Exercise directions
Copy every line with the string "this" in it.

(Records from a data source)
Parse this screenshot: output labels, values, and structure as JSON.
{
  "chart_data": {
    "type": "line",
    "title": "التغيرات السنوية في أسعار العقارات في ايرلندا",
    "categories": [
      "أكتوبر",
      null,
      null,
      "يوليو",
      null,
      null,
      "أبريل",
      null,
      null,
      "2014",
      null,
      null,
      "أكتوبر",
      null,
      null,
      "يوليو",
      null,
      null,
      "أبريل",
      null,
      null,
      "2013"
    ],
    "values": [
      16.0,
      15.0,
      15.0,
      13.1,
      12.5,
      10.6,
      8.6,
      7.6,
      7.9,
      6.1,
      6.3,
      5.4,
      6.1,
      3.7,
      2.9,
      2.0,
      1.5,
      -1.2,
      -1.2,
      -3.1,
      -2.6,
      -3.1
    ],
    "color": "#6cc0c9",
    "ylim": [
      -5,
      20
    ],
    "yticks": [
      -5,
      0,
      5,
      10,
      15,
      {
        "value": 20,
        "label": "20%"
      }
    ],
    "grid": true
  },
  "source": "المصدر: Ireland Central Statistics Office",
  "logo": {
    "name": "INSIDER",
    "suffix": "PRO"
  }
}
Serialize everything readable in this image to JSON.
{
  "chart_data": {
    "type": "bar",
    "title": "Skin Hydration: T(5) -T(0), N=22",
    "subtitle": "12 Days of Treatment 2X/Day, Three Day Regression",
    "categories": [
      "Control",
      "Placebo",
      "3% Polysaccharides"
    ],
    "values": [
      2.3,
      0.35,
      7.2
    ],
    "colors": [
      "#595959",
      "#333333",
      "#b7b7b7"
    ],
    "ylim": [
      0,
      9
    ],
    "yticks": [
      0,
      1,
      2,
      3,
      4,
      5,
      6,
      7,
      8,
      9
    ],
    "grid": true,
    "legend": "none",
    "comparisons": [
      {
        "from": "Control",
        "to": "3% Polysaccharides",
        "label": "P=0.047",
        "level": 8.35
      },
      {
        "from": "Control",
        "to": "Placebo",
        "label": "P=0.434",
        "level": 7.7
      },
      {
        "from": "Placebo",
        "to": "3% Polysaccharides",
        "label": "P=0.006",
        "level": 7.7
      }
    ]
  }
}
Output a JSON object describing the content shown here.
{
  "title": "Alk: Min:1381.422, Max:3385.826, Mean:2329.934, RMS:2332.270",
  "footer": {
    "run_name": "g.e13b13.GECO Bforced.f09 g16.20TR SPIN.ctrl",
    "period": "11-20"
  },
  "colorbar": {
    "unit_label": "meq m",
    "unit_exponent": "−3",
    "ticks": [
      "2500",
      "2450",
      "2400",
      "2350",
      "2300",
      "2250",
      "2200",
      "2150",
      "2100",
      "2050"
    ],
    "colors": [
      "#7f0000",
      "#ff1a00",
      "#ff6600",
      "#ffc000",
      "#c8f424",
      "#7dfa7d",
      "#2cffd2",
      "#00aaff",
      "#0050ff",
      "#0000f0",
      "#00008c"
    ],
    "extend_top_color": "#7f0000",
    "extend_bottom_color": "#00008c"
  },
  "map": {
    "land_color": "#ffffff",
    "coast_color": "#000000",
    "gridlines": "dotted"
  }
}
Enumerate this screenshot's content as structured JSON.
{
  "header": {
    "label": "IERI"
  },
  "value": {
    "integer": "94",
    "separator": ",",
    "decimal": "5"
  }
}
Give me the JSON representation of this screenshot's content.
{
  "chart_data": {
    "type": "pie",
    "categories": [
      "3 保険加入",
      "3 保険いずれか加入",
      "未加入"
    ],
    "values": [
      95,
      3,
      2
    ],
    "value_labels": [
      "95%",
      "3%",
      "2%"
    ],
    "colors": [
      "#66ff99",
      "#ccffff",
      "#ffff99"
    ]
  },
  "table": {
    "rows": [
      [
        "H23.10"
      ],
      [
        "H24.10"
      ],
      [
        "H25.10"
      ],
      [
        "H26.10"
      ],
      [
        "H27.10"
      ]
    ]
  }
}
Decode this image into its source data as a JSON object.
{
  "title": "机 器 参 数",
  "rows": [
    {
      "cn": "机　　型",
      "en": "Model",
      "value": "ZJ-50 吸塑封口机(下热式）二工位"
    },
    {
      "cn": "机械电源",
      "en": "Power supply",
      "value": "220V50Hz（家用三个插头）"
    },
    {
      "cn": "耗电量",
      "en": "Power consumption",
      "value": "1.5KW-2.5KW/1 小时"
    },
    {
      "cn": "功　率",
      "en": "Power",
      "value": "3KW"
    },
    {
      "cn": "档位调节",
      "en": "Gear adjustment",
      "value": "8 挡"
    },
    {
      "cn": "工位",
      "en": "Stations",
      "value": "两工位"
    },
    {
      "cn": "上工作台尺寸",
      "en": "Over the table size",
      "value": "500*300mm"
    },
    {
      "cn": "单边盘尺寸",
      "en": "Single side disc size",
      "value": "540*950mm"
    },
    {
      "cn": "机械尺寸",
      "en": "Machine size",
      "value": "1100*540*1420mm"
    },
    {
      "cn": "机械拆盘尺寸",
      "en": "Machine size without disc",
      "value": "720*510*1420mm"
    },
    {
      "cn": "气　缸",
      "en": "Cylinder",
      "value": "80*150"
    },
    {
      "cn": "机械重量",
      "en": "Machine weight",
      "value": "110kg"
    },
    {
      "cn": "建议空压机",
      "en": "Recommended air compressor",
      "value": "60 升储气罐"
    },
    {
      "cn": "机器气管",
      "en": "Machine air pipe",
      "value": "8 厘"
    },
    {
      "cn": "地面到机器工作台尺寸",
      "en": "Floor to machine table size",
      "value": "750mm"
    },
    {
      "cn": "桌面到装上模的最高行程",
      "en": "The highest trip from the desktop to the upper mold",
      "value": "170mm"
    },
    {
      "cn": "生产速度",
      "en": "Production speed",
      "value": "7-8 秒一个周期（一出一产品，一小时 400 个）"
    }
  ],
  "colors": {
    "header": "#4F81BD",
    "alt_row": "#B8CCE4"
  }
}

Finished exercise
Parse this screenshot: output labels, values, and structure as JSON.
Serialize everything readable in this image to JSON.
Enumerate this screenshot's content as structured JSON.
Give me the JSON representation of this screenshot's content.
Decode this image into its source data as a JSON object.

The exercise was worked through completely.